TASK TO COMPLETE = Extract the lines that hold the string "JSON".
++++ PROVIDED RECORDS ++++
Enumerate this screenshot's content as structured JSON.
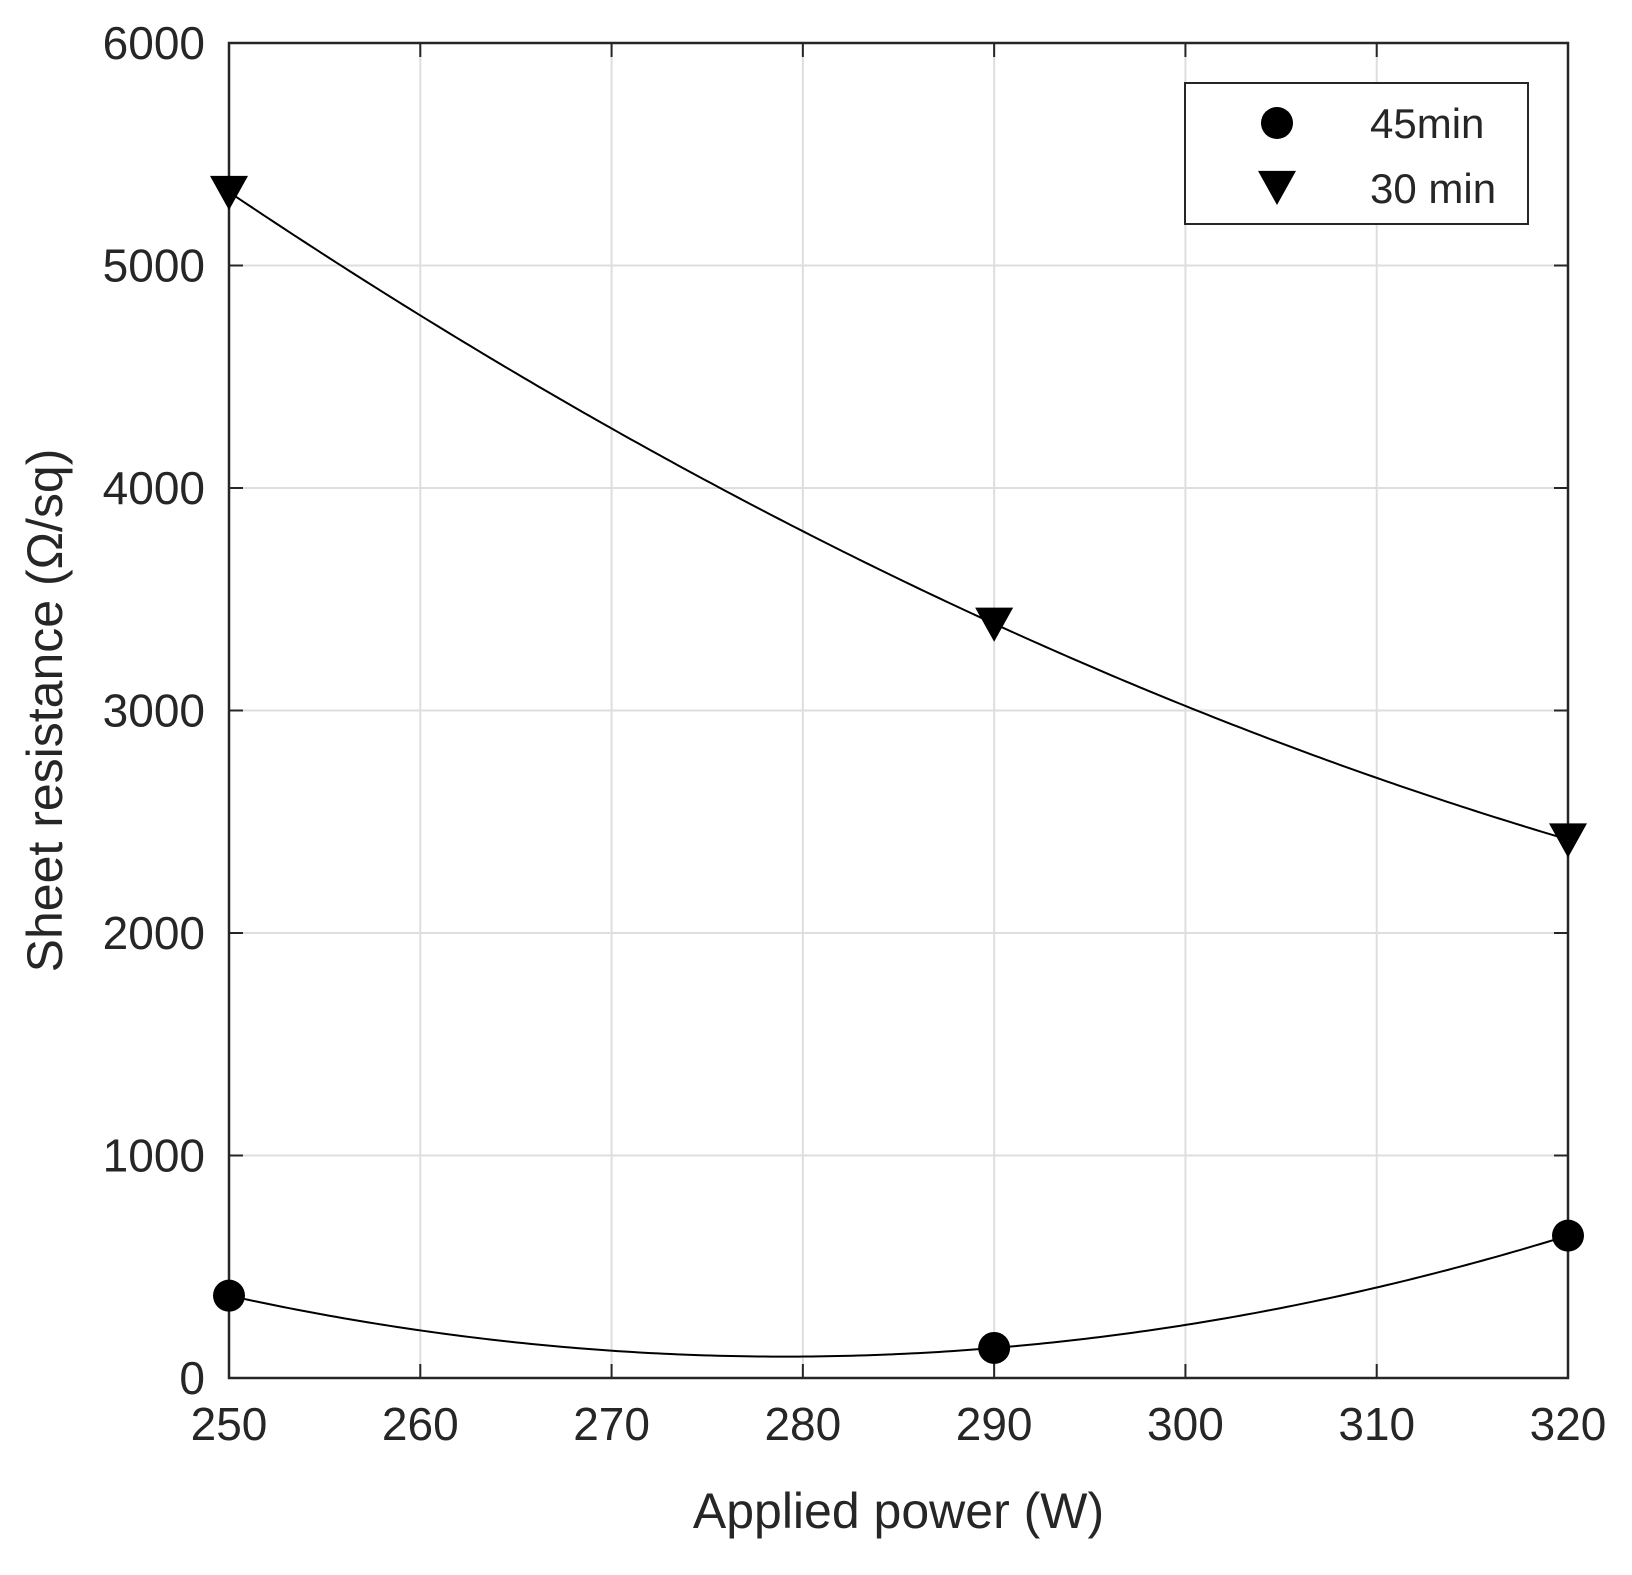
{
  "chart_data": {
    "type": "scatter",
    "title": "",
    "xlabel": "Applied power (W)",
    "ylabel": "Sheet resistance (Ω/sq)",
    "xlim": [
      250,
      320
    ],
    "ylim": [
      0,
      6000
    ],
    "xticks": [
      "250",
      "260",
      "270",
      "280",
      "290",
      "300",
      "310",
      "320"
    ],
    "yticks": [
      "0",
      "1000",
      "2000",
      "3000",
      "4000",
      "5000",
      "6000"
    ],
    "grid": true,
    "legend_position": "top-right",
    "series": [
      {
        "name": "45min",
        "marker": "circle",
        "color": "#000000",
        "points": [
          {
            "x": 250,
            "y": 370
          },
          {
            "x": 290,
            "y": 135
          },
          {
            "x": 320,
            "y": 640
          }
        ],
        "fit": "quadratic"
      },
      {
        "name": "30 min",
        "marker": "triangle-down",
        "color": "#000000",
        "points": [
          {
            "x": 250,
            "y": 5330
          },
          {
            "x": 290,
            "y": 3390
          },
          {
            "x": 320,
            "y": 2420
          }
        ],
        "fit": "quadratic"
      }
    ]
  }
}
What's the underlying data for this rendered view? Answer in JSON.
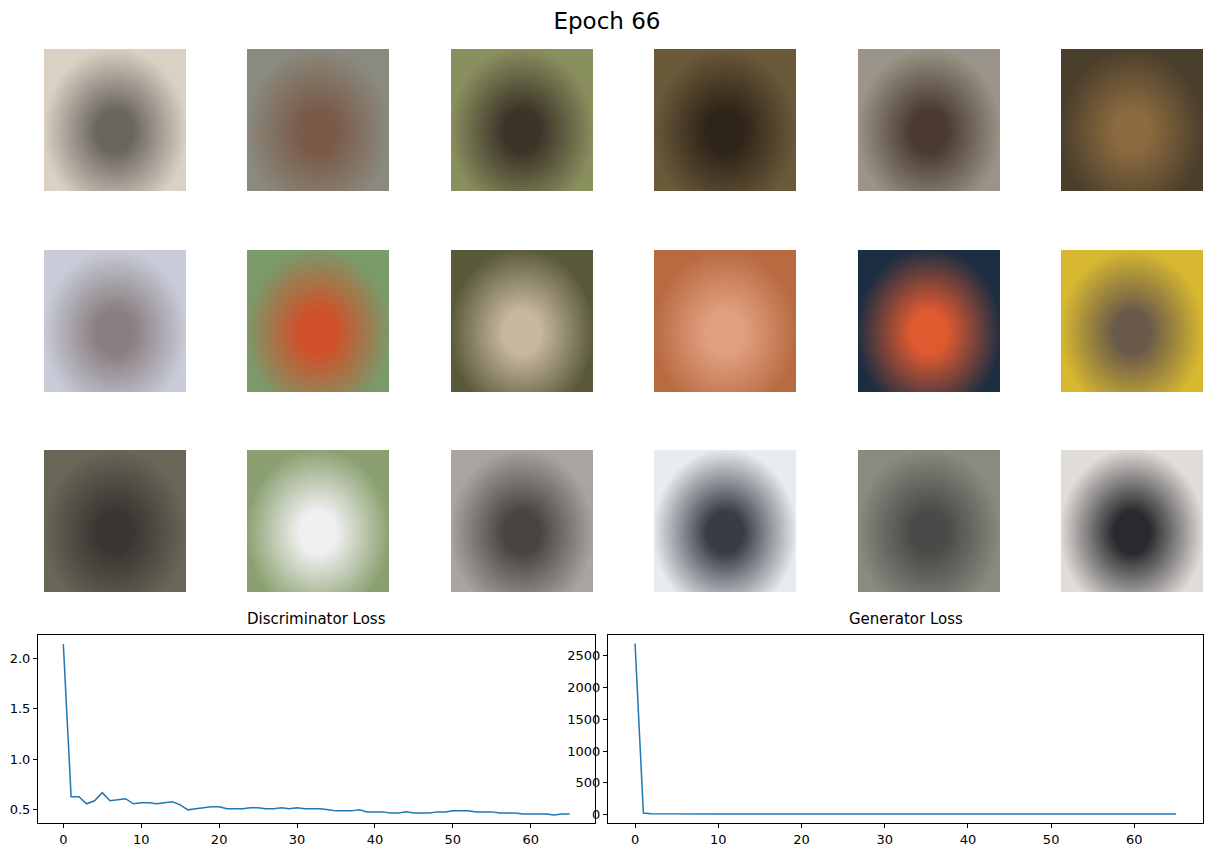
{
  "title": "Epoch 66",
  "samples": {
    "colors": [
      [
        "#d9d2c4",
        "#6b6560"
      ],
      [
        "#8a8a7e",
        "#7a5a48"
      ],
      [
        "#8a8f5e",
        "#3c3428"
      ],
      [
        "#6b5a3a",
        "#2e2418"
      ],
      [
        "#9a9588",
        "#4a3a30"
      ],
      [
        "#4a3e2c",
        "#8a6a3e"
      ],
      [
        "#c8ccd8",
        "#8a7e80"
      ],
      [
        "#7a9a6a",
        "#d0502a"
      ],
      [
        "#5a5a3a",
        "#c8b8a0"
      ],
      [
        "#b86a40",
        "#e0a080"
      ],
      [
        "#1e2e42",
        "#e05a30"
      ],
      [
        "#d8b830",
        "#6a5a4a"
      ],
      [
        "#6a6658",
        "#3a3632"
      ],
      [
        "#8aa070",
        "#f0f0f0"
      ],
      [
        "#a8a4a0",
        "#4a4440"
      ],
      [
        "#e8ecf0",
        "#3a3c44"
      ],
      [
        "#8a8a80",
        "#4a4a48"
      ],
      [
        "#e0dcd8",
        "#2a2a2e"
      ]
    ]
  },
  "chart_data": [
    {
      "type": "line",
      "title": "Discriminator Loss",
      "color": "#1f77b4",
      "x": [
        0,
        1,
        2,
        3,
        4,
        5,
        6,
        7,
        8,
        9,
        10,
        11,
        12,
        13,
        14,
        15,
        16,
        17,
        18,
        19,
        20,
        21,
        22,
        23,
        24,
        25,
        26,
        27,
        28,
        29,
        30,
        31,
        32,
        33,
        34,
        35,
        36,
        37,
        38,
        39,
        40,
        41,
        42,
        43,
        44,
        45,
        46,
        47,
        48,
        49,
        50,
        51,
        52,
        53,
        54,
        55,
        56,
        57,
        58,
        59,
        60,
        61,
        62,
        63,
        64,
        65
      ],
      "values": [
        2.14,
        0.63,
        0.63,
        0.56,
        0.59,
        0.67,
        0.59,
        0.6,
        0.61,
        0.56,
        0.57,
        0.57,
        0.56,
        0.57,
        0.58,
        0.55,
        0.5,
        0.51,
        0.52,
        0.53,
        0.53,
        0.51,
        0.51,
        0.51,
        0.52,
        0.52,
        0.51,
        0.51,
        0.52,
        0.51,
        0.52,
        0.51,
        0.51,
        0.51,
        0.5,
        0.49,
        0.49,
        0.49,
        0.5,
        0.48,
        0.48,
        0.48,
        0.47,
        0.47,
        0.48,
        0.47,
        0.47,
        0.47,
        0.48,
        0.48,
        0.49,
        0.49,
        0.49,
        0.48,
        0.48,
        0.48,
        0.47,
        0.47,
        0.47,
        0.46,
        0.46,
        0.46,
        0.46,
        0.45,
        0.46,
        0.46
      ],
      "xlim": [
        -3.25,
        68.25
      ],
      "xticks": [
        0,
        10,
        20,
        30,
        40,
        50,
        60
      ],
      "ylim": [
        0.37,
        2.23
      ],
      "yticks": [
        0.5,
        {
          "value": 1,
          "label": "1.0"
        },
        1.5,
        {
          "value": 2,
          "label": "2.0"
        }
      ],
      "grid": false
    },
    {
      "type": "line",
      "title": "Generator Loss",
      "color": "#1f77b4",
      "x": [
        0,
        1,
        2,
        3,
        4,
        5,
        6,
        7,
        8,
        9,
        10,
        11,
        12,
        13,
        14,
        15,
        16,
        17,
        18,
        19,
        20,
        21,
        22,
        23,
        24,
        25,
        26,
        27,
        28,
        29,
        30,
        31,
        32,
        33,
        34,
        35,
        36,
        37,
        38,
        39,
        40,
        41,
        42,
        43,
        44,
        45,
        46,
        47,
        48,
        49,
        50,
        51,
        52,
        53,
        54,
        55,
        56,
        57,
        58,
        59,
        60,
        61,
        62,
        63,
        64,
        65
      ],
      "values": [
        2690,
        25,
        14,
        12,
        11,
        11,
        10,
        10,
        10,
        9,
        9,
        9,
        10,
        9,
        9,
        9,
        9,
        10,
        9,
        9,
        9,
        9,
        9,
        9,
        9,
        9,
        9,
        9,
        9,
        9,
        9,
        9,
        9,
        9,
        9,
        9,
        9,
        9,
        9,
        9,
        9,
        9,
        9,
        9,
        9,
        9,
        9,
        9,
        9,
        9,
        9,
        9,
        9,
        9,
        9,
        9,
        9,
        9,
        9,
        9,
        9,
        9,
        9,
        9,
        9,
        9
      ],
      "xlim": [
        -3.25,
        68.25
      ],
      "xticks": [
        0,
        10,
        20,
        30,
        40,
        50,
        60
      ],
      "ylim": [
        -131,
        2824
      ],
      "yticks": [
        0,
        500,
        1000,
        1500,
        2000,
        2500
      ],
      "grid": false
    }
  ]
}
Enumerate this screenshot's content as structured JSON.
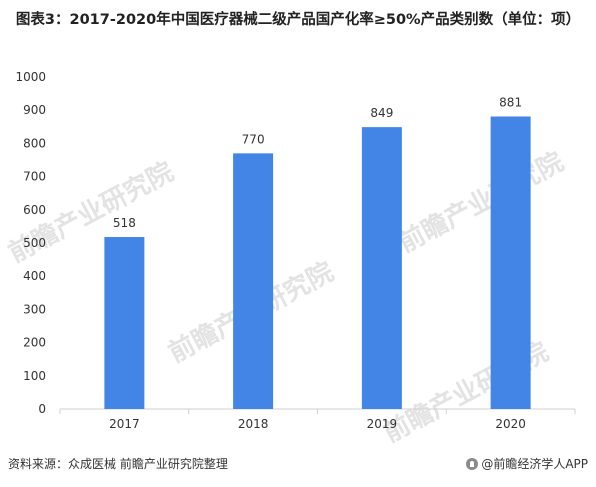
{
  "title": "图表3：2017-2020年中国医疗器械二级产品国产化率≥50%产品类别数（单位：项）",
  "source_label": "资料来源：众成医械 前瞻产业研究院整理",
  "brand_label": "@前瞻经济学人APP",
  "watermark_text": "前瞻产业研究院",
  "colors": {
    "bar": "#4285e6",
    "axis": "#d0d0d0",
    "text": "#333333",
    "watermark": "#e3e3e3"
  },
  "chart_data": {
    "type": "bar",
    "categories": [
      "2017",
      "2018",
      "2019",
      "2020"
    ],
    "values": [
      518,
      770,
      849,
      881
    ],
    "data_labels": [
      "518",
      "770",
      "849",
      "881"
    ],
    "ylim": [
      0,
      1000
    ],
    "yticks": [
      "0",
      "100",
      "200",
      "300",
      "400",
      "500",
      "600",
      "700",
      "800",
      "900",
      "1000"
    ],
    "grid": false,
    "xlabel": "",
    "ylabel": ""
  }
}
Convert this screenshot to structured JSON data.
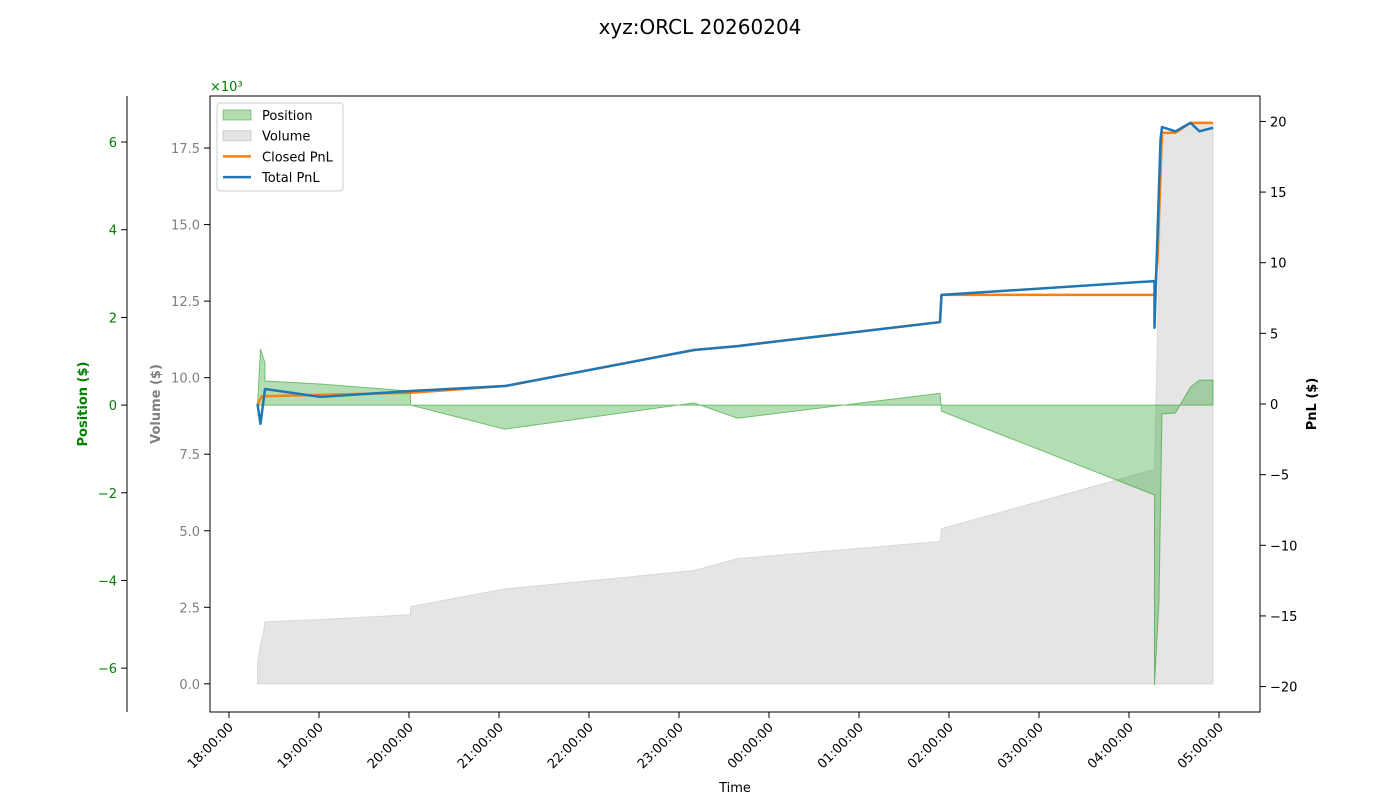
{
  "chart_data": {
    "type": "area",
    "title": "xyz:ORCL 20260204",
    "xlabel": "Time",
    "x_ticks": [
      "18:00:00",
      "19:00:00",
      "20:00:00",
      "21:00:00",
      "22:00:00",
      "23:00:00",
      "00:00:00",
      "01:00:00",
      "02:00:00",
      "03:00:00",
      "04:00:00",
      "05:00:00"
    ],
    "axes": {
      "position": {
        "label": "Position ($)",
        "multiplier": "×10³",
        "ticks": [
          -6,
          -4,
          -2,
          0,
          2,
          4,
          6
        ],
        "tick_labels": [
          "−6",
          "−4",
          "−2",
          "0",
          "2",
          "4",
          "6"
        ],
        "ylim": [
          -7.0,
          7.05
        ],
        "color": "#008000"
      },
      "volume": {
        "label": "Volume ($)",
        "ticks": [
          0,
          2.5,
          5,
          7.5,
          10,
          12.5,
          15,
          17.5
        ],
        "tick_labels": [
          "0.0",
          "2.5",
          "5.0",
          "7.5",
          "10.0",
          "12.5",
          "15.0",
          "17.5"
        ],
        "ylim": [
          -0.92,
          19.2
        ],
        "color": "#808080"
      },
      "pnl": {
        "label": "PnL ($)",
        "ticks": [
          -20,
          -15,
          -10,
          -5,
          0,
          5,
          10,
          15,
          20
        ],
        "tick_labels": [
          "−20",
          "−15",
          "−10",
          "−5",
          "0",
          "5",
          "10",
          "15",
          "20"
        ],
        "ylim": [
          -21.8,
          21.8
        ],
        "color": "#000000"
      }
    },
    "legend": {
      "placement": "upper-left",
      "entries": [
        "Position",
        "Volume",
        "Closed PnL",
        "Total PnL"
      ]
    },
    "series": [
      {
        "name": "Position",
        "axis": "position",
        "kind": "fill",
        "color": "#2ca02c",
        "points": [
          [
            "18:19",
            0
          ],
          [
            "18:21",
            1.28
          ],
          [
            "18:24",
            0.96
          ],
          [
            "18:24",
            0.55
          ],
          [
            "19:01",
            0.48
          ],
          [
            "20:01",
            0.32
          ],
          [
            "20:01",
            0
          ],
          [
            "21:04",
            -0.55
          ],
          [
            "23:10",
            0.05
          ],
          [
            "23:39",
            -0.3
          ],
          [
            "01:54",
            0.27
          ],
          [
            "01:55",
            -0.14
          ],
          [
            "04:17",
            -2.05
          ],
          [
            "04:17",
            -6.39
          ],
          [
            "04:20",
            -4.47
          ],
          [
            "04:22",
            -0.2
          ],
          [
            "04:31",
            -0.18
          ],
          [
            "04:41",
            0.41
          ],
          [
            "04:47",
            0.57
          ],
          [
            "04:56",
            0.57
          ]
        ]
      },
      {
        "name": "Volume",
        "axis": "volume",
        "kind": "fill",
        "color": "#a9a9a9",
        "points": [
          [
            "18:19",
            0
          ],
          [
            "18:19",
            0.62
          ],
          [
            "18:21",
            1.3
          ],
          [
            "18:23",
            1.67
          ],
          [
            "18:24",
            2.03
          ],
          [
            "19:01",
            2.1
          ],
          [
            "20:01",
            2.26
          ],
          [
            "20:01",
            2.52
          ],
          [
            "21:04",
            3.1
          ],
          [
            "23:10",
            3.7
          ],
          [
            "23:39",
            4.09
          ],
          [
            "01:54",
            4.65
          ],
          [
            "01:55",
            5.07
          ],
          [
            "04:17",
            7.0
          ],
          [
            "04:17",
            7.0
          ],
          [
            "04:22",
            17.9
          ],
          [
            "04:31",
            18.0
          ],
          [
            "04:41",
            18.35
          ],
          [
            "04:56",
            18.35
          ]
        ]
      },
      {
        "name": "Closed PnL",
        "axis": "pnl",
        "kind": "line",
        "color": "#ff7f0e",
        "points": [
          [
            "18:19",
            0
          ],
          [
            "18:22",
            0.55
          ],
          [
            "20:01",
            0.8
          ],
          [
            "21:04",
            1.27
          ],
          [
            "23:10",
            3.82
          ],
          [
            "23:39",
            4.1
          ],
          [
            "01:54",
            5.8
          ],
          [
            "01:55",
            7.72
          ],
          [
            "04:17",
            7.72
          ],
          [
            "04:19",
            10.3
          ],
          [
            "04:22",
            19.2
          ],
          [
            "04:31",
            19.2
          ],
          [
            "04:41",
            19.9
          ],
          [
            "04:56",
            19.9
          ]
        ]
      },
      {
        "name": "Total PnL",
        "axis": "pnl",
        "kind": "line",
        "color": "#1f77b4",
        "points": [
          [
            "18:19",
            0
          ],
          [
            "18:21",
            -1.4
          ],
          [
            "18:24",
            1.06
          ],
          [
            "19:01",
            0.5
          ],
          [
            "20:01",
            0.92
          ],
          [
            "21:04",
            1.27
          ],
          [
            "23:10",
            3.82
          ],
          [
            "23:39",
            4.1
          ],
          [
            "01:54",
            5.8
          ],
          [
            "01:55",
            7.72
          ],
          [
            "04:17",
            8.7
          ],
          [
            "04:17",
            5.4
          ],
          [
            "04:21",
            18.7
          ],
          [
            "04:22",
            19.6
          ],
          [
            "04:31",
            19.3
          ],
          [
            "04:41",
            19.9
          ],
          [
            "04:47",
            19.3
          ],
          [
            "04:56",
            19.55
          ]
        ]
      }
    ]
  }
}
++++
RESULT =
Enumerate this screenshot's content as structured JSON.
What's the underlying data for this rendered view? Answer in JSON.
Enumerate this screenshot's content as structured JSON.
Convert this screenshot to structured JSON data.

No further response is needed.